¿Cómo conservar un bolso de piel de serpiente?

Seguro que después de ver nuestra editorial EVA, te estás muriendo de ganas de incorporar a tu vestuario un bolso de piel de serpiente de Trinidad. O a lo mejor eres de las afortunadas que ha heredado una de estas piezas de tu madre o de tu abuela. En cualquiera de los dos casos debes saber que tienes entre tus manos una auténtica joya destinada a durar para siempre. Eso sí, con un poco de tu ayuda.

Ya te contamos cuáles son los trucos para cuidar tus bolsos de piel pero los de piel de serpiente requieren aún más mimo. Te contamos todos los secretos para que tú también puedas dejar esta pieza a tus descendientes.

____

◆ TU OBJETIVO ◆
Transcribe sin cambios el fragmento del texto sobre el cuidado de los bolsos de piel de serpiente que va desde "Ya te contamos" hasta "a tus descendientes.". Los datos que aparecen a continuación son material independiente del texto.

____

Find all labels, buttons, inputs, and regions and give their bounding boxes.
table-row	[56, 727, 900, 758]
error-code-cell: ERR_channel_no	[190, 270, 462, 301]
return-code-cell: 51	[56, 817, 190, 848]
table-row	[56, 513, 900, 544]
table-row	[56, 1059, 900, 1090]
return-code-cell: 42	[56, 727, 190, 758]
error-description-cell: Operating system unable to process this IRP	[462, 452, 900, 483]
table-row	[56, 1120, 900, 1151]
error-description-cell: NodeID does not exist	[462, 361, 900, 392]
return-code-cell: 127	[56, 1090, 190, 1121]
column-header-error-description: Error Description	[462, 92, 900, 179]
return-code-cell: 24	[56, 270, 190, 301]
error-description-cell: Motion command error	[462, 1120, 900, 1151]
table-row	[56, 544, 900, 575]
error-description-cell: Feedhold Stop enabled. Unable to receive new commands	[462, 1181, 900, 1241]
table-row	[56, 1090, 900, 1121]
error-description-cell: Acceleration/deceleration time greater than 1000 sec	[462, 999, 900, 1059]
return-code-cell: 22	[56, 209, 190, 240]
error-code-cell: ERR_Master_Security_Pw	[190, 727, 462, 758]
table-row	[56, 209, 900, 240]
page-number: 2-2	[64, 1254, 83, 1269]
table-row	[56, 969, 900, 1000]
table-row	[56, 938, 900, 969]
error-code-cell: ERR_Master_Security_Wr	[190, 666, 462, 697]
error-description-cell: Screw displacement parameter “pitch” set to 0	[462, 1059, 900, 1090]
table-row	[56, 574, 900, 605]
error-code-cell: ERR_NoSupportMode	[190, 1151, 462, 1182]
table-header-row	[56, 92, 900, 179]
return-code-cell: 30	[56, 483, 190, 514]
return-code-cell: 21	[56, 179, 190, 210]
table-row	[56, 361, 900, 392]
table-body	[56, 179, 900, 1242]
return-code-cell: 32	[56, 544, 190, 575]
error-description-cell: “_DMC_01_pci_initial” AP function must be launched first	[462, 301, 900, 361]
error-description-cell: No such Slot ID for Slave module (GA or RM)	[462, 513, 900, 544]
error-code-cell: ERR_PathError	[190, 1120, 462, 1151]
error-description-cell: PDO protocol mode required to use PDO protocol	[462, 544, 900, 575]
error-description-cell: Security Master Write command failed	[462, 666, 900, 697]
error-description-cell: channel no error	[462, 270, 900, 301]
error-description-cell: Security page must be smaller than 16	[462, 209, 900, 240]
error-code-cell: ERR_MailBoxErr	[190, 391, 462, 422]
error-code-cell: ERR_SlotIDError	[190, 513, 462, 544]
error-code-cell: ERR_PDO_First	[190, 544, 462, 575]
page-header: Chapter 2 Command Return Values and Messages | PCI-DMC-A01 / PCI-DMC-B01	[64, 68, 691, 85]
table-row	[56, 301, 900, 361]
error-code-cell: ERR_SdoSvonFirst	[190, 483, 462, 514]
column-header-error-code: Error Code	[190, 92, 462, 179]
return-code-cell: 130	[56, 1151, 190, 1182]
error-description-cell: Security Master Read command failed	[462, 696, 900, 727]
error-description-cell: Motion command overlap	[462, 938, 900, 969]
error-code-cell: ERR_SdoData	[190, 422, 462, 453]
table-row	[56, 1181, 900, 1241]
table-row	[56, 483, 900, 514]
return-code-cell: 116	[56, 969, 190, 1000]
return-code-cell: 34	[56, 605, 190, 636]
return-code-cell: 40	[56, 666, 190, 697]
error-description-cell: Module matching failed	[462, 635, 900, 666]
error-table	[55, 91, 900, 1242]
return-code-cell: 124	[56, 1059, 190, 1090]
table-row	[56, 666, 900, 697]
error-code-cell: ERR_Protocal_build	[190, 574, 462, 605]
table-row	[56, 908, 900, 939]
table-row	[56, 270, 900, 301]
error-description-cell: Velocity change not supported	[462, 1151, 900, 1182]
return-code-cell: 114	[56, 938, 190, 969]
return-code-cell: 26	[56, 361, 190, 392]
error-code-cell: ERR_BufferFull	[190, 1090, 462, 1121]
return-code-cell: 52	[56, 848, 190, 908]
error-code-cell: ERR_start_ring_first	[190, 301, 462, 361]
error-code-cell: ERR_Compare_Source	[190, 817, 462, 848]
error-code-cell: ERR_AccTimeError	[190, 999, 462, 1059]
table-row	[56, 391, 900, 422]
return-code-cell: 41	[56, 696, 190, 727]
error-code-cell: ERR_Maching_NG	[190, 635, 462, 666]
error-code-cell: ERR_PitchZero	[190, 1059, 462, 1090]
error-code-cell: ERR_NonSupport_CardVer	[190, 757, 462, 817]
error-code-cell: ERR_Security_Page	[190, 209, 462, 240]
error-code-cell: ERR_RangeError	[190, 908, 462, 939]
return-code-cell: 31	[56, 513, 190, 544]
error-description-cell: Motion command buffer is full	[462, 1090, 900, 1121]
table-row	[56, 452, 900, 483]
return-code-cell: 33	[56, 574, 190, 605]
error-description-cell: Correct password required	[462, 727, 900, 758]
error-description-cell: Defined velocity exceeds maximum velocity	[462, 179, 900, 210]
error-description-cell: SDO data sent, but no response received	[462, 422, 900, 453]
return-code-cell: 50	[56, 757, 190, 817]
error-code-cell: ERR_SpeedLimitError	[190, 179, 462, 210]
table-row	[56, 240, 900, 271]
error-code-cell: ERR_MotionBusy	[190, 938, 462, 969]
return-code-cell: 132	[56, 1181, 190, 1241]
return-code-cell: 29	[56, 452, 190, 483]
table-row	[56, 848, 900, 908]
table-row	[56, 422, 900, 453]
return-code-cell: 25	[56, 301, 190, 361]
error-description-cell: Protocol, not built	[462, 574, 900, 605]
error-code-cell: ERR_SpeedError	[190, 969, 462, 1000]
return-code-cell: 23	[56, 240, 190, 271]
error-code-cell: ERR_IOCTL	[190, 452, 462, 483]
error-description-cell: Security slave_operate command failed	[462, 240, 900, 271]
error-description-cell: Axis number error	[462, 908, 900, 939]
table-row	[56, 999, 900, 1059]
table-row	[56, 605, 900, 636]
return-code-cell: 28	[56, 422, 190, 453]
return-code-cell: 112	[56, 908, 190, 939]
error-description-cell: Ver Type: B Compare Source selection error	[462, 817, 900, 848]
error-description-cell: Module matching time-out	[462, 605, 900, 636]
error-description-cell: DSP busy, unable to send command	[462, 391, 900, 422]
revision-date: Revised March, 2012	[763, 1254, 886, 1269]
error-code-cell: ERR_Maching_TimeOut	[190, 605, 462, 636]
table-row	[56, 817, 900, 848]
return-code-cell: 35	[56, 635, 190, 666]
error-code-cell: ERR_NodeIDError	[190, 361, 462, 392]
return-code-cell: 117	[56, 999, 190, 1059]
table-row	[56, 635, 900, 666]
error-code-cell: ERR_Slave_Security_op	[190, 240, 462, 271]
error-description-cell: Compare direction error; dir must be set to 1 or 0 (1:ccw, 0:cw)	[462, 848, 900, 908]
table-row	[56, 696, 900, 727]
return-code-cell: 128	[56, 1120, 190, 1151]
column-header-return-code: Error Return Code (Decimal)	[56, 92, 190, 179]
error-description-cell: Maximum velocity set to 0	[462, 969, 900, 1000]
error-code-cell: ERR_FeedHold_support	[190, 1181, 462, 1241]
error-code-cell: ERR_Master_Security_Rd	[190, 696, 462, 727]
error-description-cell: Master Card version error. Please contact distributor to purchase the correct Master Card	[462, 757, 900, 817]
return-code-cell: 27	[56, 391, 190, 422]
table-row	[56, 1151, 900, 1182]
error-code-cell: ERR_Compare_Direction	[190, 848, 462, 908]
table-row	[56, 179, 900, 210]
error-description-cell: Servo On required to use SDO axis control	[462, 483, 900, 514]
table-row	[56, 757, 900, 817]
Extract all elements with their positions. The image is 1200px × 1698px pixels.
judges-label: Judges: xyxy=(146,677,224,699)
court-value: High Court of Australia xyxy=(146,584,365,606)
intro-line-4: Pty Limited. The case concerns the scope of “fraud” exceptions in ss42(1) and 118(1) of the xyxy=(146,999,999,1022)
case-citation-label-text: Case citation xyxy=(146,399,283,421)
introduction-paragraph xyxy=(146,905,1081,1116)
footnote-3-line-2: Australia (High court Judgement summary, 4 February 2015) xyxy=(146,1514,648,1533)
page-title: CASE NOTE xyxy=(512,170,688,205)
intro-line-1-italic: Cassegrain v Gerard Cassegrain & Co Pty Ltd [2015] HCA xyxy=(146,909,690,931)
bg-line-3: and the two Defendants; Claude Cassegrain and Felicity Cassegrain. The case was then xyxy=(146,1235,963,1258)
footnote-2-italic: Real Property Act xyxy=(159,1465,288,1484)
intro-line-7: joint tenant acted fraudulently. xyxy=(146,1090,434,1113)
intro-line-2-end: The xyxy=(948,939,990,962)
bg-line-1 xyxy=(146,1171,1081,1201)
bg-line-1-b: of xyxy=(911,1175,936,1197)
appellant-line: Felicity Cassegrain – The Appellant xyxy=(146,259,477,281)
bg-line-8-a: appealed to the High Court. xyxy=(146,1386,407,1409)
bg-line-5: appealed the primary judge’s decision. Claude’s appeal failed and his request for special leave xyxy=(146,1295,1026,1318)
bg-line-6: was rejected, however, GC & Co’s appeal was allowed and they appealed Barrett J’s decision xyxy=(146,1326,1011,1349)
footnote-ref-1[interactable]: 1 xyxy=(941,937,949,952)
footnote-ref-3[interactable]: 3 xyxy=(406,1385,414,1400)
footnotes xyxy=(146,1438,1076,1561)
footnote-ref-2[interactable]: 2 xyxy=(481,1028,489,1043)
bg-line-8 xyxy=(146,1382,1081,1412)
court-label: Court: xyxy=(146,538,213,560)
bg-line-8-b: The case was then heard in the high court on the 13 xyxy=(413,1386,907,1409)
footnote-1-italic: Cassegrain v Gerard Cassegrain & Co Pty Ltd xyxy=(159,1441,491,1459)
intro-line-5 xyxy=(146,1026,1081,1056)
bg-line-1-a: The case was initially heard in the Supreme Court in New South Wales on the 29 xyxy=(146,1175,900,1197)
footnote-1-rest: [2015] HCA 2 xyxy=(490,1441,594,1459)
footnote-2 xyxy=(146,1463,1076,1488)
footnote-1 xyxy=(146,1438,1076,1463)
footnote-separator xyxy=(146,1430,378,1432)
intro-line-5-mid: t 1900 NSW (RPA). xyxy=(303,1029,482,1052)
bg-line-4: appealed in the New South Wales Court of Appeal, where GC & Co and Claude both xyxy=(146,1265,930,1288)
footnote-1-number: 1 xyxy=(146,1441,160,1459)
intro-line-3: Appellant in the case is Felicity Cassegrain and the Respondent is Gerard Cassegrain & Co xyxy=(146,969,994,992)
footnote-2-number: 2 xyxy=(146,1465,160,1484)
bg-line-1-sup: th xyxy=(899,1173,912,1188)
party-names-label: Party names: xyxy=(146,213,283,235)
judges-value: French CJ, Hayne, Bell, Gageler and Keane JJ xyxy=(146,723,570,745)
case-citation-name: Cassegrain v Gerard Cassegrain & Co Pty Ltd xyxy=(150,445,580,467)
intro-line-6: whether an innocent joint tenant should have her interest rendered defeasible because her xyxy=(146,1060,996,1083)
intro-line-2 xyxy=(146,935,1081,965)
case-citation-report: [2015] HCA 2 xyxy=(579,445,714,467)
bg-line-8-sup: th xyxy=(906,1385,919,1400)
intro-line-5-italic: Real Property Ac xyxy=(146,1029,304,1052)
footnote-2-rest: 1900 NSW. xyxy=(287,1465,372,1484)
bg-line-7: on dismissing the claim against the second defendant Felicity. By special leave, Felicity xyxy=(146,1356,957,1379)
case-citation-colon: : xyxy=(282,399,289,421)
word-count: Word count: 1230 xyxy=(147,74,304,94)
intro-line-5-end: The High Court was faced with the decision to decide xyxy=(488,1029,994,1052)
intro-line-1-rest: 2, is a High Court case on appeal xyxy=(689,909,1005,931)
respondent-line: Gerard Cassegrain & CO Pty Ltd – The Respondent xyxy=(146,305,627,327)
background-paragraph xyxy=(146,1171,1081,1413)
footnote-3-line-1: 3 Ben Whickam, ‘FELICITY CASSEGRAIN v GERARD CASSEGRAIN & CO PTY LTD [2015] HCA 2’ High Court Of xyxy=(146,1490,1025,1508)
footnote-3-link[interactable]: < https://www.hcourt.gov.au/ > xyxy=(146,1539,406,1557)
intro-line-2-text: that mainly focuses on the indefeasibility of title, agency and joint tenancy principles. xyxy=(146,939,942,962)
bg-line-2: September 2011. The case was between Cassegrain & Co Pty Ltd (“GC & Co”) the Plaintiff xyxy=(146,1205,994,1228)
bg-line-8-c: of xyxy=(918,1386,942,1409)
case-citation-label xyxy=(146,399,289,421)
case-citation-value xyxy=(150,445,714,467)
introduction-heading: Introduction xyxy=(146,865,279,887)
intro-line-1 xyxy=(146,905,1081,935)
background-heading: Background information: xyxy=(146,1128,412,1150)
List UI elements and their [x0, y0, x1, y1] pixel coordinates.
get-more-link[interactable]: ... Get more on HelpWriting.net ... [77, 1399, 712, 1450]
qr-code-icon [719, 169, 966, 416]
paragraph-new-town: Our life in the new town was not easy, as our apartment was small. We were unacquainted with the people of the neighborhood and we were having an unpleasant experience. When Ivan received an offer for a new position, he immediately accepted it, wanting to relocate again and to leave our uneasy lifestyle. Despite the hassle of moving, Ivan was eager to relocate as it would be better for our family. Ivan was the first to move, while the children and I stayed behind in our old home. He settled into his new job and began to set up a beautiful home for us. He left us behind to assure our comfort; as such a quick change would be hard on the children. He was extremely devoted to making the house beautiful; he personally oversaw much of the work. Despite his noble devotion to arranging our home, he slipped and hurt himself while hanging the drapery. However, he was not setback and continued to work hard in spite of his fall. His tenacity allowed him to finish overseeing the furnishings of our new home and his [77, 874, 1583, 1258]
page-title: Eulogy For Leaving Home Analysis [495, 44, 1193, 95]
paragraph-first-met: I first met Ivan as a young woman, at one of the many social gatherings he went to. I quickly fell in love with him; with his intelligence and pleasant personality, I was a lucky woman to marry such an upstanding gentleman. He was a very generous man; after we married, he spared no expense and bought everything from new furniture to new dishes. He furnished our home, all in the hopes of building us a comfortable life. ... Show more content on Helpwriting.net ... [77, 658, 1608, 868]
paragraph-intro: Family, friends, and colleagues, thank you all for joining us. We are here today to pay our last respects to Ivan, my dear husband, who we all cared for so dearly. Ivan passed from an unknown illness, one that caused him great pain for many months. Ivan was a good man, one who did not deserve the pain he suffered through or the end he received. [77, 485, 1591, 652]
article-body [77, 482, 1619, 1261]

____

◆ RESPUESTA FINAL ◆
Ya te contamos cuáles son los trucos para cuidar tus bolsos de piel pero los de piel de serpiente requieren aún más mimo. Te contamos todos los secretos para que tú también puedas dejar esta pieza a tus descendientes.